Instructions to follow: List every line below containing "Part".

....................

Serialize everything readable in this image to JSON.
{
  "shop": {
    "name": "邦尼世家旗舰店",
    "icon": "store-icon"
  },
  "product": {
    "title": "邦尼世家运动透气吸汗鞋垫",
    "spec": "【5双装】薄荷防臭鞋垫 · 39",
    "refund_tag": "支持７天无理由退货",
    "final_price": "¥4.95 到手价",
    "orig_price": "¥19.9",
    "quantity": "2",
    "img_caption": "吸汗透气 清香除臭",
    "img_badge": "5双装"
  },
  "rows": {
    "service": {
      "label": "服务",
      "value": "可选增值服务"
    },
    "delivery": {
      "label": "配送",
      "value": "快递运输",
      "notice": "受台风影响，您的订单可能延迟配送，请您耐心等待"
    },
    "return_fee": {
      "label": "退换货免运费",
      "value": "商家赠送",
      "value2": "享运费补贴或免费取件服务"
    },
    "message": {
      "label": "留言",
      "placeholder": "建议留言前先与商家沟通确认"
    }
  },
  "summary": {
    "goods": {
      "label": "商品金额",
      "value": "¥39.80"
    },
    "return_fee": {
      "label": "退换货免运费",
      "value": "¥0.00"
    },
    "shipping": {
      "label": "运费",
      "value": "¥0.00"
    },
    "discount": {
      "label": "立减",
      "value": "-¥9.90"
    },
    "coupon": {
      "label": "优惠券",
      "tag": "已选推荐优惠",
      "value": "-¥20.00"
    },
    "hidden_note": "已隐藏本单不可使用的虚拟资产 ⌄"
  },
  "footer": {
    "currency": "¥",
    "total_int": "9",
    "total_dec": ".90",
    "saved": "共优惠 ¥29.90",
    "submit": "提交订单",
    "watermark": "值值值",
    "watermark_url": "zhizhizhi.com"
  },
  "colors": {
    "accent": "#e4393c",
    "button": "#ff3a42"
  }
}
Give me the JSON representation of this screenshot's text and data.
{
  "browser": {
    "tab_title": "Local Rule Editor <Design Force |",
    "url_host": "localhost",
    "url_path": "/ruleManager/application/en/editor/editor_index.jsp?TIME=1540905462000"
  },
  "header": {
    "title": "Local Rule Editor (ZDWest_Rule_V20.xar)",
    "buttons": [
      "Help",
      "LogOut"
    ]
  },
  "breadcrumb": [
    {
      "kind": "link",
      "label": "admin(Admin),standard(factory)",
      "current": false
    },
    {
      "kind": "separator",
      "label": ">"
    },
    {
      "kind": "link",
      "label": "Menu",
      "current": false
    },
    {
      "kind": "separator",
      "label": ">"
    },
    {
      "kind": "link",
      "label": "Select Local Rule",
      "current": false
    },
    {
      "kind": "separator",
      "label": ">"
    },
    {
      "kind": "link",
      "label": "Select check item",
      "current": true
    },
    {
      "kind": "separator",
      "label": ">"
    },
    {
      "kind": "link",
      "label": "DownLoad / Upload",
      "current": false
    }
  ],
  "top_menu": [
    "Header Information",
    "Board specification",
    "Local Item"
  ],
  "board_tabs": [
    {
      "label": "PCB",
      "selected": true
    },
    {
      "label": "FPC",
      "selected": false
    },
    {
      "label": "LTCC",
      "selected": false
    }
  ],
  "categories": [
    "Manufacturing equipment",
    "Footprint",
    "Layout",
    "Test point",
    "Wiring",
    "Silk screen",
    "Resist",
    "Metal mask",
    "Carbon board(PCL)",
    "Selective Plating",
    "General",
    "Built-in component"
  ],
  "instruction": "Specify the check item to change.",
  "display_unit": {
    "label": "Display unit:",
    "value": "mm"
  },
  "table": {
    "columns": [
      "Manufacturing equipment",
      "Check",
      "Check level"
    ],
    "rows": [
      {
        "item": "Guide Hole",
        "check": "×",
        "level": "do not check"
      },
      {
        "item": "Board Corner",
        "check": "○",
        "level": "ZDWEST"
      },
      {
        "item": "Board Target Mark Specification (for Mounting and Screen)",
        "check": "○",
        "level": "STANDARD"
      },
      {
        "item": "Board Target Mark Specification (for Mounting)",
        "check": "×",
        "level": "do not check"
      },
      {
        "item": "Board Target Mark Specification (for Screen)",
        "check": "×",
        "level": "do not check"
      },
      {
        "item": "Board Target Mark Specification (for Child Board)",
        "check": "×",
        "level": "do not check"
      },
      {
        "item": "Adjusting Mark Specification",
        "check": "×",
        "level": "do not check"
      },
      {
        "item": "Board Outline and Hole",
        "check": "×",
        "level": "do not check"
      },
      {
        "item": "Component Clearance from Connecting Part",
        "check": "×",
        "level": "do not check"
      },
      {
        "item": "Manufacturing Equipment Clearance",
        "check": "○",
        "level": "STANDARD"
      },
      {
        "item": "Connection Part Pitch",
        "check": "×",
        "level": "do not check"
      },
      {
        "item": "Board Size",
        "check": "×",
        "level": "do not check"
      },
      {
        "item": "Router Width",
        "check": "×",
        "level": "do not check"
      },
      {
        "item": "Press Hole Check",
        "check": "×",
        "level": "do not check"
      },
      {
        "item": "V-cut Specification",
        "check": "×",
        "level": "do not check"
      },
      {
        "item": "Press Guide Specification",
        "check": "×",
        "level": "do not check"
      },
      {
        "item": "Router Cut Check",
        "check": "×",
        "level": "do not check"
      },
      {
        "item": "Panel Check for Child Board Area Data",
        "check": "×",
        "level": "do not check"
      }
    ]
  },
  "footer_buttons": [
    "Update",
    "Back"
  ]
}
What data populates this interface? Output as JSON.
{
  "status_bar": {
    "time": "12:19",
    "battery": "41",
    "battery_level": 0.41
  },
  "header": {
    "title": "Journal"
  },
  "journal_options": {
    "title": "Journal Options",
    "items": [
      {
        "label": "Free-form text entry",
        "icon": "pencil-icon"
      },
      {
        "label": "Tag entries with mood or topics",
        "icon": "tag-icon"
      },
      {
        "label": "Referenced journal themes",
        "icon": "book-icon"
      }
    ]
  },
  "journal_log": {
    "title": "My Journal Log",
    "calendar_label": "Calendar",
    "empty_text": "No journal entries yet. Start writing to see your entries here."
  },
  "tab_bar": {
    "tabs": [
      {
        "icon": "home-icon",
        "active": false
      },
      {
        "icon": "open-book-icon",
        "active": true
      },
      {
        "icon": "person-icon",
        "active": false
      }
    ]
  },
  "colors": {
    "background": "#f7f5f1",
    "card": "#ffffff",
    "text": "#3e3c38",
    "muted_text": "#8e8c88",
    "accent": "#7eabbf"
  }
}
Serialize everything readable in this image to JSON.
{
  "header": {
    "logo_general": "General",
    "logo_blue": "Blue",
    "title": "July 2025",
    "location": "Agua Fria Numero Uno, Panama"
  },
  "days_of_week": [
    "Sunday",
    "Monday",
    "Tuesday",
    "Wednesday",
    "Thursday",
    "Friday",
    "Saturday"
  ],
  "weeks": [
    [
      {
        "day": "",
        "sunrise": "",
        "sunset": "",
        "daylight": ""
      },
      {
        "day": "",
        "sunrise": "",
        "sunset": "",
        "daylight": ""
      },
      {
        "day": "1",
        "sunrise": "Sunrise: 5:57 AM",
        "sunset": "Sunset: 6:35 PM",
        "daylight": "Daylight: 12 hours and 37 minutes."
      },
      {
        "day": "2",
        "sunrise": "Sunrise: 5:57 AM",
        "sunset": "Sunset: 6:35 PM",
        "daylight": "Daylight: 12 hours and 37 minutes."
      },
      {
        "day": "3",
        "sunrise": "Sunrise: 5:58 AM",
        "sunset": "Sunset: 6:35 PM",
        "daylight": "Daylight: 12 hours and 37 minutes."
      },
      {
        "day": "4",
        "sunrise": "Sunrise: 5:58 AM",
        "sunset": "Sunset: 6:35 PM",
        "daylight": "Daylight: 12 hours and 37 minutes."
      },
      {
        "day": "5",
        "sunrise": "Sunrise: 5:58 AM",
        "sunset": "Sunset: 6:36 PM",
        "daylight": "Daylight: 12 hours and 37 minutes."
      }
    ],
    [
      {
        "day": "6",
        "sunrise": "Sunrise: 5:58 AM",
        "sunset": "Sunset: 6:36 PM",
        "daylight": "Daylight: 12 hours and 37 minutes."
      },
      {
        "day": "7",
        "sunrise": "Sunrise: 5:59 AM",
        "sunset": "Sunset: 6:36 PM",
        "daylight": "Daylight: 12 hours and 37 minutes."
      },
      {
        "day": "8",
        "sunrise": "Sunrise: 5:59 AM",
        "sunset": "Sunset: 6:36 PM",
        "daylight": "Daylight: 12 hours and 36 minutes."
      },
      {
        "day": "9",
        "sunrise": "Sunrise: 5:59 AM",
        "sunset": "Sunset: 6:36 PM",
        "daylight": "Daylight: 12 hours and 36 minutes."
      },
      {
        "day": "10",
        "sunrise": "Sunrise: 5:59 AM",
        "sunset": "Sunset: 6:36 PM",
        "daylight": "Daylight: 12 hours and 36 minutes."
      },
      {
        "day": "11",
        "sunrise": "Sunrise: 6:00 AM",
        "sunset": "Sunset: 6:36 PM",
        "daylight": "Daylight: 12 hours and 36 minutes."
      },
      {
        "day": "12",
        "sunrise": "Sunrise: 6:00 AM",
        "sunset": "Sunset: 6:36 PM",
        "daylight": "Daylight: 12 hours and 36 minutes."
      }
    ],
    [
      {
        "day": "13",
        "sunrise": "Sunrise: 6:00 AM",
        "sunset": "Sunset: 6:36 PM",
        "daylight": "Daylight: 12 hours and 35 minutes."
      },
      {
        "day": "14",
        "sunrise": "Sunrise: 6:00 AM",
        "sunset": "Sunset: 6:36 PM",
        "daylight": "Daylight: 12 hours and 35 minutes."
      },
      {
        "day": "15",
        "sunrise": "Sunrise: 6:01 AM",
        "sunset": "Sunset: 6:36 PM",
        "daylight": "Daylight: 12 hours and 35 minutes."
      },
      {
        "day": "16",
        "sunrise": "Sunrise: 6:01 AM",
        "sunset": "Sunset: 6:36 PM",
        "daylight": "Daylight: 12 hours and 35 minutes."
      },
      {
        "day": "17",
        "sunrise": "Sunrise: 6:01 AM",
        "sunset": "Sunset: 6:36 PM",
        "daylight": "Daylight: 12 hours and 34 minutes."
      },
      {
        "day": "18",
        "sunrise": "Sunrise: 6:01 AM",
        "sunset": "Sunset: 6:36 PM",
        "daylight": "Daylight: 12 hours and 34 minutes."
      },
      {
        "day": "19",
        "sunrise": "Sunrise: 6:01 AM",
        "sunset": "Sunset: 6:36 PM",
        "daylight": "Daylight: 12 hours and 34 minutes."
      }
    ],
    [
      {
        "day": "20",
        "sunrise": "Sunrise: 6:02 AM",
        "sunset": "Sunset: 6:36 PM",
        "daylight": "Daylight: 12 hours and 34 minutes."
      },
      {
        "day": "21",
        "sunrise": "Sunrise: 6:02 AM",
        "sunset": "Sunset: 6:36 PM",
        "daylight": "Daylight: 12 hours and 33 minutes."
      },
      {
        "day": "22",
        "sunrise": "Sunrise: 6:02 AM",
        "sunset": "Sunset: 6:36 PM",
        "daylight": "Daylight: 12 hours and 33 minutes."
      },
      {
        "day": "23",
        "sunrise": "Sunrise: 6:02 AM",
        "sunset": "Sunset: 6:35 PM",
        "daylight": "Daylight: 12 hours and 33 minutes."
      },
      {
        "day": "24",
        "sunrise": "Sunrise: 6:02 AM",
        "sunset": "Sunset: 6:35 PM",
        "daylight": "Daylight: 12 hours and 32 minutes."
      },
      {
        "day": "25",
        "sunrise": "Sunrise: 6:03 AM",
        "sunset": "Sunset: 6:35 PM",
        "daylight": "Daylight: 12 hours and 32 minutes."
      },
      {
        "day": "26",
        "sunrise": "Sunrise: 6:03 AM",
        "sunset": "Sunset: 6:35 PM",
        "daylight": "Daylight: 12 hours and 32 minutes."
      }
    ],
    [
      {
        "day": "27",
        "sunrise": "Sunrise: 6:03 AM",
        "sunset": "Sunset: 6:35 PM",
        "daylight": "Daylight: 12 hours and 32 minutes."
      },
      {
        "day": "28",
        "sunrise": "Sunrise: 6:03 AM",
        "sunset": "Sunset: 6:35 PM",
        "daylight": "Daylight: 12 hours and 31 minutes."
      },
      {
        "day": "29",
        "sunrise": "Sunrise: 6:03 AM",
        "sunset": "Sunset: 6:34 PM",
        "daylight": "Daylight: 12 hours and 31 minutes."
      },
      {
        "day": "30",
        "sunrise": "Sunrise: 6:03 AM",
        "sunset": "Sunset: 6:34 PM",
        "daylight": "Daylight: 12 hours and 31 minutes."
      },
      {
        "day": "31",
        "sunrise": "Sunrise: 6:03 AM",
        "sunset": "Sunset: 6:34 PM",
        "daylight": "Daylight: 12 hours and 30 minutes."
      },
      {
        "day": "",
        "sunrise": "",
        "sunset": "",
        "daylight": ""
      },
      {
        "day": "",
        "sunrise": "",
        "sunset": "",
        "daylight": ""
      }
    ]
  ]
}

....................

Final result:
        "item": "Component Clearance from Connecting Part",
        "item": "Connection Part Pitch",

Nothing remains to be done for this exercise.